**TASK STATEMENT**
Type out the records that follow, exactly as given.

**DATA**
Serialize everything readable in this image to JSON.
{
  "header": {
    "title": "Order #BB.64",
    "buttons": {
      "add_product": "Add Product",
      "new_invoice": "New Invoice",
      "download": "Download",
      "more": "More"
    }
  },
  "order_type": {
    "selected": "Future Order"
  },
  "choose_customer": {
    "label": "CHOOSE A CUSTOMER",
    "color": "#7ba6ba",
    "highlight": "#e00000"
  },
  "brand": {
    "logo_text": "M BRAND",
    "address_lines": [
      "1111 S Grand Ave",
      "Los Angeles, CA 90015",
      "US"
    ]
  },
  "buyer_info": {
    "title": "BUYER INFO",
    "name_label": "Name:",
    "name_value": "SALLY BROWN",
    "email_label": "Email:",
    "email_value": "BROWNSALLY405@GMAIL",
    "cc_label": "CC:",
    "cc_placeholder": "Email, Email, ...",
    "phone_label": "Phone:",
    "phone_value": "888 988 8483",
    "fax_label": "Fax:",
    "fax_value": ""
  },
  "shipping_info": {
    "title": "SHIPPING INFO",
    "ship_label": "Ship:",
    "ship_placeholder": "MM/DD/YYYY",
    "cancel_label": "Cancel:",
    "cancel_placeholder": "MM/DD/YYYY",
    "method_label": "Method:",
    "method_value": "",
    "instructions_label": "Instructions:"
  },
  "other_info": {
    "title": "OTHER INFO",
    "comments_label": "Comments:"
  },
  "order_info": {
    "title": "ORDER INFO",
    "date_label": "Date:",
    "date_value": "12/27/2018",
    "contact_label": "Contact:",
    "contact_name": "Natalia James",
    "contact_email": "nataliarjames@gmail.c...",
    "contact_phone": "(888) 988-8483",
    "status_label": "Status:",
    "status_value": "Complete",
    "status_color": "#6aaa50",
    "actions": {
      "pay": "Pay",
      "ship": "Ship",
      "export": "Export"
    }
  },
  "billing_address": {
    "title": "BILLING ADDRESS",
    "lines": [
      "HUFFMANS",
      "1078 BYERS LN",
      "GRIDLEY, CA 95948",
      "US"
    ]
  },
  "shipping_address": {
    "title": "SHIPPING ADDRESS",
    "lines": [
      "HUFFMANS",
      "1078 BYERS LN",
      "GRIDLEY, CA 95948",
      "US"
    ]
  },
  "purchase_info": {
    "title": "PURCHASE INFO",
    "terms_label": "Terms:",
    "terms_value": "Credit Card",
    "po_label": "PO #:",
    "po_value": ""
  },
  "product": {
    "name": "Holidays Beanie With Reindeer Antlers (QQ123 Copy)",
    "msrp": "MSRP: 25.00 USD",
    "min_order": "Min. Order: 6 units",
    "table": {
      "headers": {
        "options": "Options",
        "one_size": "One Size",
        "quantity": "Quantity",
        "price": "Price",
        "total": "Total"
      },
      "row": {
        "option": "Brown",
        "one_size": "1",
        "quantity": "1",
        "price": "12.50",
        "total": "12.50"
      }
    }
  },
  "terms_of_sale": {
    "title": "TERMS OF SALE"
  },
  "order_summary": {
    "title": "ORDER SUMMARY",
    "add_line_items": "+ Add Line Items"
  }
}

**OUTPUT FOR THIS EXERCISE**
Serialize everything readable in this image to JSON.
{
  "header": {
    "title": "Order #BB.64",
    "buttons": {
      "add_product": "Add Product",
      "new_invoice": "New Invoice",
      "download": "Download",
      "more": "More"
    }
  },
  "order_type": {
    "selected": "Future Order"
  },
  "choose_customer": {
    "label": "CHOOSE A CUSTOMER",
    "color": "#7ba6ba",
    "highlight": "#e00000"
  },
  "brand": {
    "logo_text": "M BRAND",
    "address_lines": [
      "1111 S Grand Ave",
      "Los Angeles, CA 90015",
      "US"
    ]
  },
  "buyer_info": {
    "title": "BUYER INFO",
    "name_label": "Name:",
    "name_value": "SALLY BROWN",
    "email_label": "Email:",
    "email_value": "BROWNSALLY405@GMAIL",
    "cc_label": "CC:",
    "cc_placeholder": "Email, Email, ...",
    "phone_label": "Phone:",
    "phone_value": "888 988 8483",
    "fax_label": "Fax:",
    "fax_value": ""
  },
  "shipping_info": {
    "title": "SHIPPING INFO",
    "ship_label": "Ship:",
    "ship_placeholder": "MM/DD/YYYY",
    "cancel_label": "Cancel:",
    "cancel_placeholder": "MM/DD/YYYY",
    "method_label": "Method:",
    "method_value": "",
    "instructions_label": "Instructions:"
  },
  "other_info": {
    "title": "OTHER INFO",
    "comments_label": "Comments:"
  },
  "order_info": {
    "title": "ORDER INFO",
    "date_label": "Date:",
    "date_value": "12/27/2018",
    "contact_label": "Contact:",
    "contact_name": "Natalia James",
    "contact_email": "nataliarjames@gmail.c...",
    "contact_phone": "(888) 988-8483",
    "status_label": "Status:",
    "status_value": "Complete",
    "status_color": "#6aaa50",
    "actions": {
      "pay": "Pay",
      "ship": "Ship",
      "export": "Export"
    }
  },
  "billing_address": {
    "title": "BILLING ADDRESS",
    "lines": [
      "HUFFMANS",
      "1078 BYERS LN",
      "GRIDLEY, CA 95948",
      "US"
    ]
  },
  "shipping_address": {
    "title": "SHIPPING ADDRESS",
    "lines": [
      "HUFFMANS",
      "1078 BYERS LN",
      "GRIDLEY, CA 95948",
      "US"
    ]
  },
  "purchase_info": {
    "title": "PURCHASE INFO",
    "terms_label": "Terms:",
    "terms_value": "Credit Card",
    "po_label": "PO #:",
    "po_value": ""
  },
  "product": {
    "name": "Holidays Beanie With Reindeer Antlers (QQ123 Copy)",
    "msrp": "MSRP: 25.00 USD",
    "min_order": "Min. Order: 6 units",
    "table": {
      "headers": {
        "options": "Options",
        "one_size": "One Size",
        "quantity": "Quantity",
        "price": "Price",
        "total": "Total"
      },
      "row": {
        "option": "Brown",
        "one_size": "1",
        "quantity": "1",
        "price": "12.50",
        "total": "12.50"
      }
    }
  },
  "terms_of_sale": {
    "title": "TERMS OF SALE"
  },
  "order_summary": {
    "title": "ORDER SUMMARY",
    "add_line_items": "+ Add Line Items"
  }
}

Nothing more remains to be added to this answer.